**WORK TO COMPLETE**
Determine the number of lines where "HEIC" occurs and reply with that number by itself.

BEGIN DATA EXCERPTS

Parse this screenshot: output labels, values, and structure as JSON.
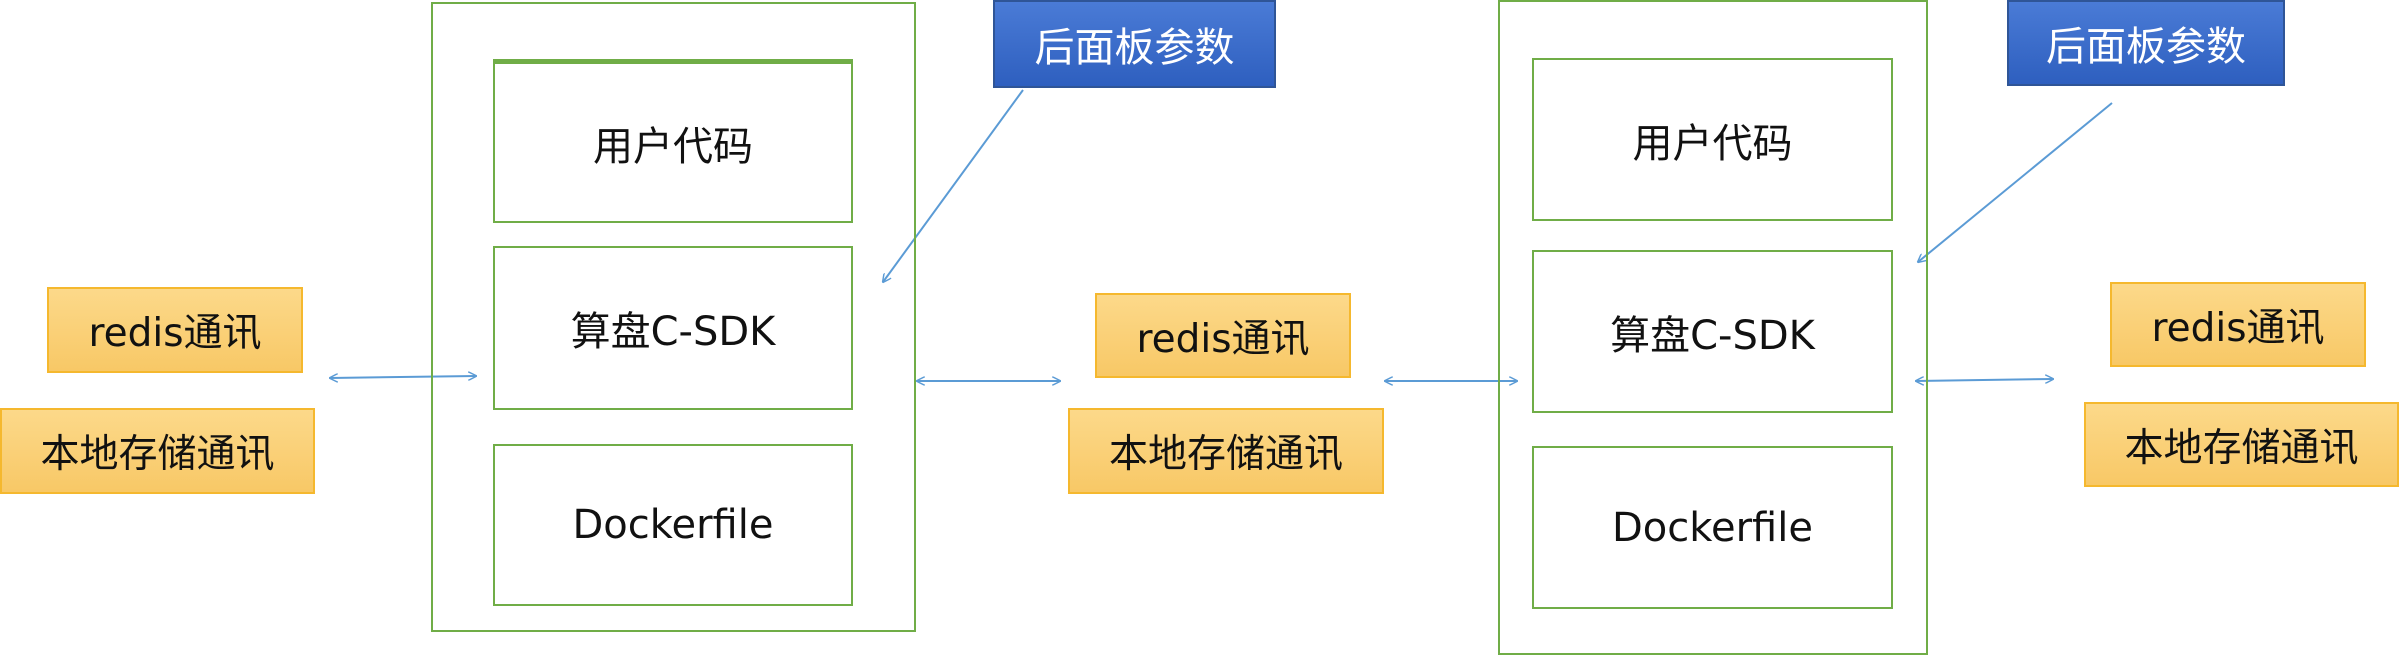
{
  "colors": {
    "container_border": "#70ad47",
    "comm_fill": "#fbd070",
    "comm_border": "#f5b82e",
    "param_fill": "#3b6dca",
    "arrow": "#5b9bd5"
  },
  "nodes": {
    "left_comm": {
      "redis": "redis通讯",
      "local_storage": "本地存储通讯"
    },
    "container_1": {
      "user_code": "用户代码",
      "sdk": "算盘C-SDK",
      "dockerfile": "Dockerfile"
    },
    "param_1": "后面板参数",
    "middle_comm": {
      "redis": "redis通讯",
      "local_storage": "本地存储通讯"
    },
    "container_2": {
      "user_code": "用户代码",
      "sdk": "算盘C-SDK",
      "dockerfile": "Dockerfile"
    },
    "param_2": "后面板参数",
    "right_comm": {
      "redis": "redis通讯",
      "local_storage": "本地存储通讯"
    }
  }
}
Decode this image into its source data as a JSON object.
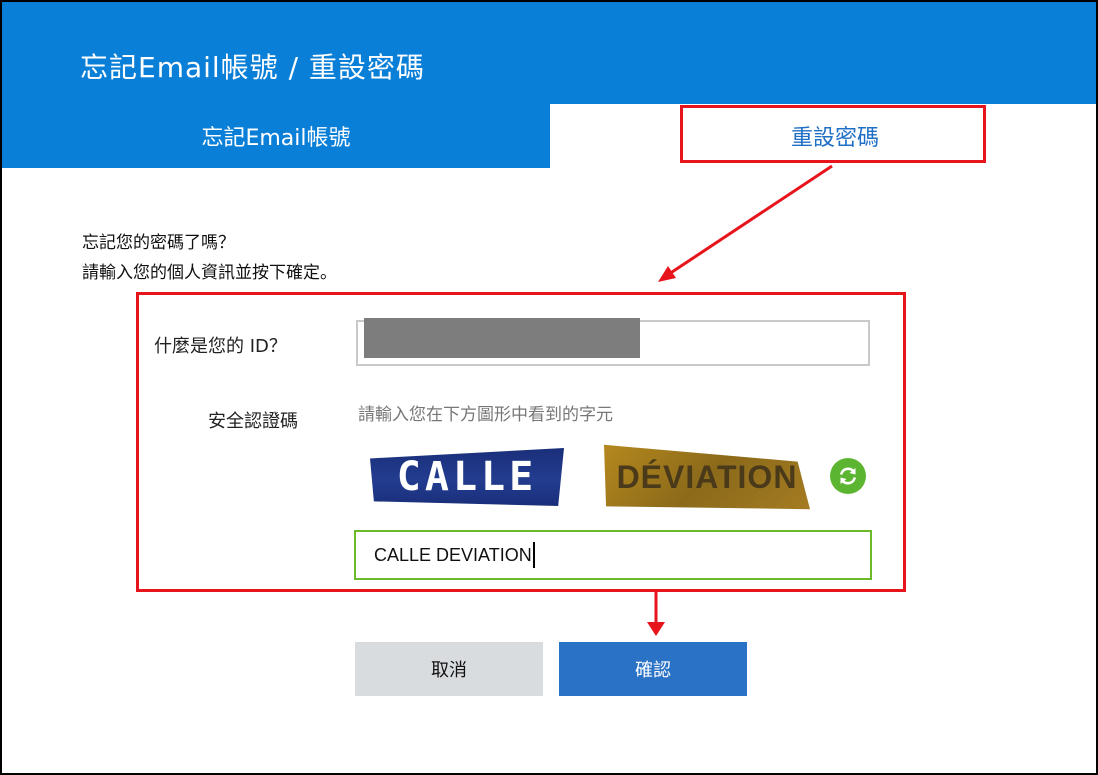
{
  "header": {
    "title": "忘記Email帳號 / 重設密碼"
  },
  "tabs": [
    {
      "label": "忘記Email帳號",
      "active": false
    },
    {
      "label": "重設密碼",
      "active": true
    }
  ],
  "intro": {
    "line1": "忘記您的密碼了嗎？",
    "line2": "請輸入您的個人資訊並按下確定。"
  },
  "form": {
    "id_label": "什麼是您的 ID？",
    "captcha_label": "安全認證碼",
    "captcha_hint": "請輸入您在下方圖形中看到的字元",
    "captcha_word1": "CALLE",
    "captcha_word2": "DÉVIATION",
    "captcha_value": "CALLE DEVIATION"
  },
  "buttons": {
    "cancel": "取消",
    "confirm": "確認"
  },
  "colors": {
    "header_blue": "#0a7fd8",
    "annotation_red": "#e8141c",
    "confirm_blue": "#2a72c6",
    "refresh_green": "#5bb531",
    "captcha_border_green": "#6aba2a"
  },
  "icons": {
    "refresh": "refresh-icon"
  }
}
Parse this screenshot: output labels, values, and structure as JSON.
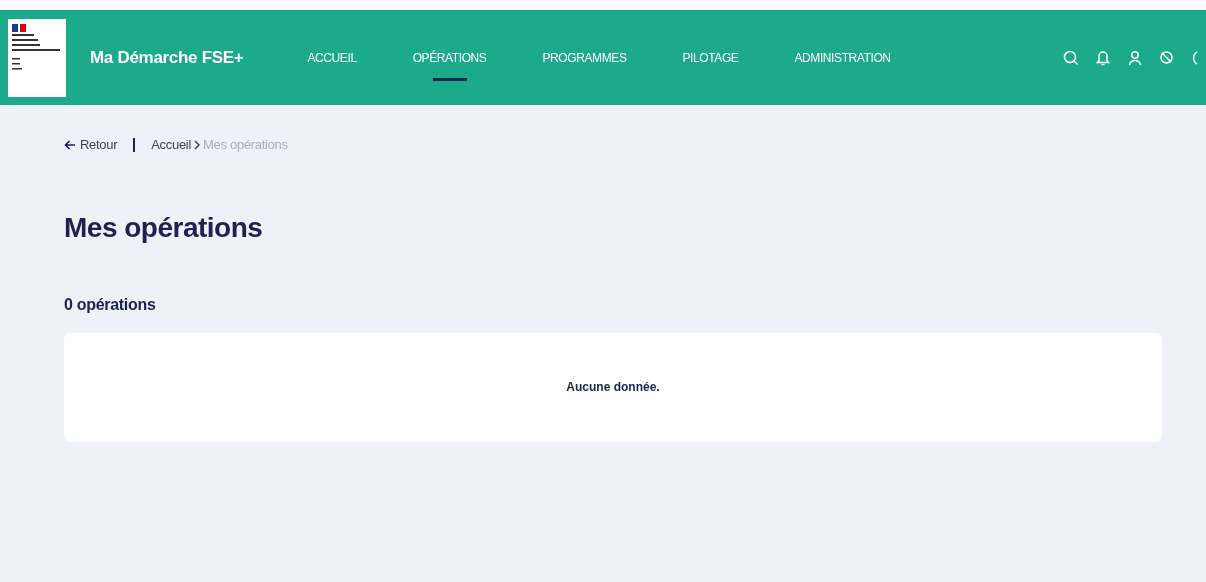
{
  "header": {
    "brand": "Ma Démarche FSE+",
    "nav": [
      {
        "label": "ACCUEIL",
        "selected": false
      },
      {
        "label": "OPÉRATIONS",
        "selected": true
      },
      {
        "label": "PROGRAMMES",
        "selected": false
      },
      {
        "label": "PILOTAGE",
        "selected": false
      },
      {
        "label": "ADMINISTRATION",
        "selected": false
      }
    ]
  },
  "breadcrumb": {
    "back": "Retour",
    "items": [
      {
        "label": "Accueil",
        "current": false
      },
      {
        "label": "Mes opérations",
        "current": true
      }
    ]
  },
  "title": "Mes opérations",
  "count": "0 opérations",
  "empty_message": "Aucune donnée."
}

END DATA EXCERPTS
BEGIN DATA EXCERPTS

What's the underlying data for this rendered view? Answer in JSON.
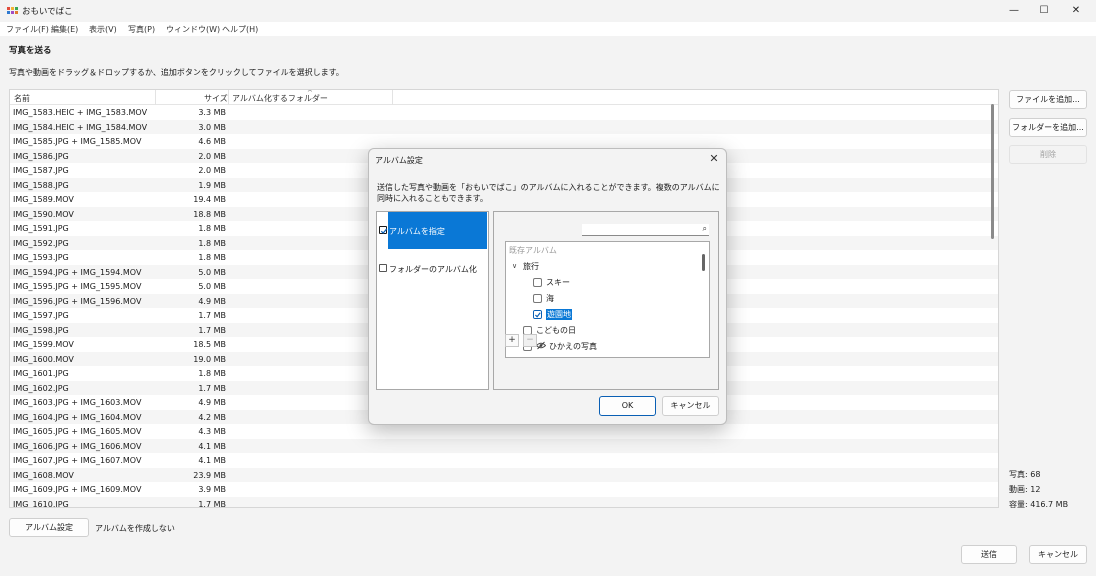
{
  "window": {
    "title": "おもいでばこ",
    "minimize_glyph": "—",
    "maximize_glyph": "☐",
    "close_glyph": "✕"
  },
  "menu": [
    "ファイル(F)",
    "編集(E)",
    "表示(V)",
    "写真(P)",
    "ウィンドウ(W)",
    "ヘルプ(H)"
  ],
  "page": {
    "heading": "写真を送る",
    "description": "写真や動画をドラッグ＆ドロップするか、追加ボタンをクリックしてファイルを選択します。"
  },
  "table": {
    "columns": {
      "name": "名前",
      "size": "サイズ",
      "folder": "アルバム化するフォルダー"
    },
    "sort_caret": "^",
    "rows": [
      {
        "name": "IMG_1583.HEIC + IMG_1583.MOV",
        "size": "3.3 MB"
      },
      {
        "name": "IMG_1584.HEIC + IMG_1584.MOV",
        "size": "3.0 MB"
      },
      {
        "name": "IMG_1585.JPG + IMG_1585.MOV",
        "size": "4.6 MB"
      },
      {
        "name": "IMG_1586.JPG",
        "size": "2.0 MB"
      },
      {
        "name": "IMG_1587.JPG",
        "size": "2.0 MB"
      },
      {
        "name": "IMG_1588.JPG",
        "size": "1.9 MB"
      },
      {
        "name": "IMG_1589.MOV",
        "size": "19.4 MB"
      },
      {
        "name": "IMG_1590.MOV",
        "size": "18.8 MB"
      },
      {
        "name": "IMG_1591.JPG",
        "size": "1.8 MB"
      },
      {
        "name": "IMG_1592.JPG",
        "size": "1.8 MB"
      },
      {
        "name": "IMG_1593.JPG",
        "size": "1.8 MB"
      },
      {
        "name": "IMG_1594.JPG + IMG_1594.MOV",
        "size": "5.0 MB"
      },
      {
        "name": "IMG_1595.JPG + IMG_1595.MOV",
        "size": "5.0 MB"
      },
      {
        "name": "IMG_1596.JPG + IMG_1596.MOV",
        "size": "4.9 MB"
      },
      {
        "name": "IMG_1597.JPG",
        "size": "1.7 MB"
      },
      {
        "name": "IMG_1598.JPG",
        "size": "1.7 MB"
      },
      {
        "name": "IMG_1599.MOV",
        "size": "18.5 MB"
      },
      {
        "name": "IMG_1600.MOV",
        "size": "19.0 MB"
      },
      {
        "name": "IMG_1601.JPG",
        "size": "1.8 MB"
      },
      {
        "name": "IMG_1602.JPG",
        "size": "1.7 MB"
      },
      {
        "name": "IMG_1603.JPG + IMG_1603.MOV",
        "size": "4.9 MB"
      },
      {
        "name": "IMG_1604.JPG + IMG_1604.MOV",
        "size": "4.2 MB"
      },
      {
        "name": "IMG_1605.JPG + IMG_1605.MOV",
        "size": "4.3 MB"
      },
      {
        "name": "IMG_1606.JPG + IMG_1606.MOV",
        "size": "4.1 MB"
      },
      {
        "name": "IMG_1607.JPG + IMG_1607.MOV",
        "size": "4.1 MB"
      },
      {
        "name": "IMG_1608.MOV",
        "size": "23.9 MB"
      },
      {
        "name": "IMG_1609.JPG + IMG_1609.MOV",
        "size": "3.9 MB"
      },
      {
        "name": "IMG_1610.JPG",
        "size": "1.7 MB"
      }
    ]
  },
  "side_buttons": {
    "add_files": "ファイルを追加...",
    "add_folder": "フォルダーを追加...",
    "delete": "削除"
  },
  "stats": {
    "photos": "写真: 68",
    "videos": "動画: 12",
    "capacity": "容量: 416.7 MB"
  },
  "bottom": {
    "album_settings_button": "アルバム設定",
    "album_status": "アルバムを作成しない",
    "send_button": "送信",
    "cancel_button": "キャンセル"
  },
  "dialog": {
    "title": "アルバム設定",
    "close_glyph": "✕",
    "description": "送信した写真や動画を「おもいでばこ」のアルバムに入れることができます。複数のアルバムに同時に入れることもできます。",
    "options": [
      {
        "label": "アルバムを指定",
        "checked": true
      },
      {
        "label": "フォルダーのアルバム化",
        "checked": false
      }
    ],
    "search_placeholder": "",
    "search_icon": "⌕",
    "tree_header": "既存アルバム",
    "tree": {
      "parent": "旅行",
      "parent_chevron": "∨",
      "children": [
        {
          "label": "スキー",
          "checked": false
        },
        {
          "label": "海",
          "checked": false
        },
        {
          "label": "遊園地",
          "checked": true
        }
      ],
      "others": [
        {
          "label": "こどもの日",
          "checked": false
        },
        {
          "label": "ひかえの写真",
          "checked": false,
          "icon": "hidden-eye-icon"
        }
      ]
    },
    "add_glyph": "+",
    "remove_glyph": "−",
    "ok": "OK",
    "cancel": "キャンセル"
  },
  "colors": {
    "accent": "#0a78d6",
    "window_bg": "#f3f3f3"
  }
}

END DATA EXCERPTS
BEGIN DATA EXCERPTS

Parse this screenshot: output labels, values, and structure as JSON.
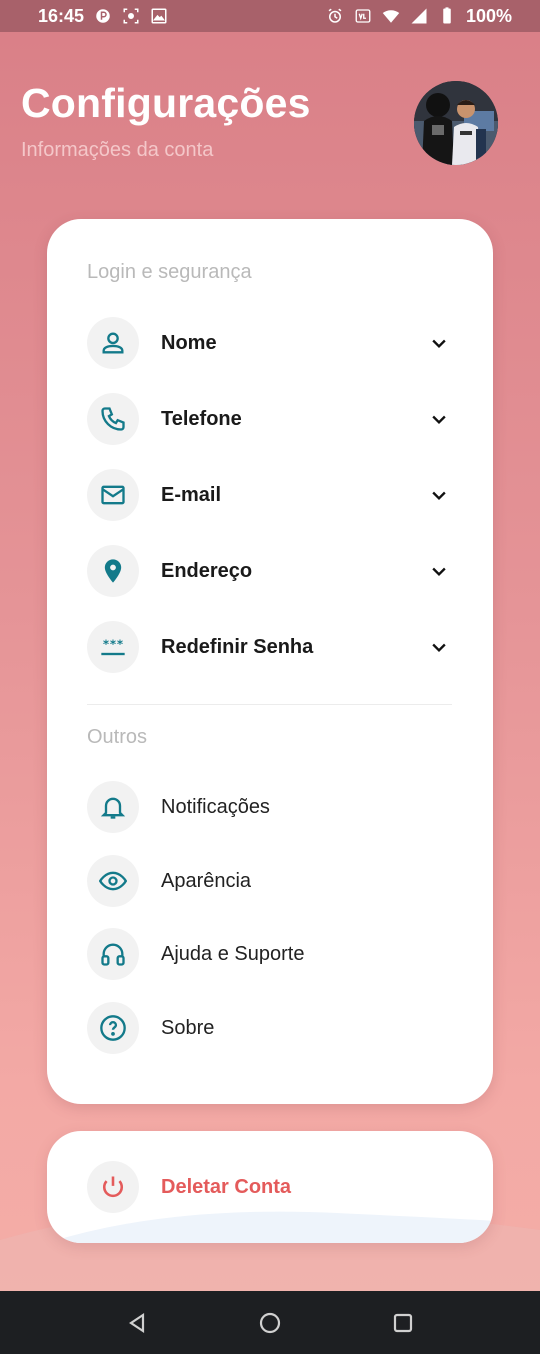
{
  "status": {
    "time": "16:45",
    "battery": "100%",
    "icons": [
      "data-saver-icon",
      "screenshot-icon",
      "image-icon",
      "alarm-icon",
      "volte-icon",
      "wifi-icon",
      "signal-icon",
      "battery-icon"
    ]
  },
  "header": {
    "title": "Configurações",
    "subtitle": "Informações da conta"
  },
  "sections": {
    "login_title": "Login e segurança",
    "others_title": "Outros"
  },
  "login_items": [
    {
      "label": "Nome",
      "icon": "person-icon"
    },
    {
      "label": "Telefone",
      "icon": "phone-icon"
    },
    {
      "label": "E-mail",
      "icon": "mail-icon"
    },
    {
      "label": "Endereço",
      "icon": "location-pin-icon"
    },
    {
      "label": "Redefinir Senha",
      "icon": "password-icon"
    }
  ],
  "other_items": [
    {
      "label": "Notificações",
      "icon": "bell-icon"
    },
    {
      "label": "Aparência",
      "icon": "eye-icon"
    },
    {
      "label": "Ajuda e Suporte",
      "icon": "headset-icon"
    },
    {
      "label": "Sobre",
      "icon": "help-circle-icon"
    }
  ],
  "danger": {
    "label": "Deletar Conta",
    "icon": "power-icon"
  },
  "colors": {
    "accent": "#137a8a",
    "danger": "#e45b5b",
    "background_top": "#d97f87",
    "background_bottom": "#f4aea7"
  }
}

END DATA EXCERPTS

**RESPONSE BELOW**
2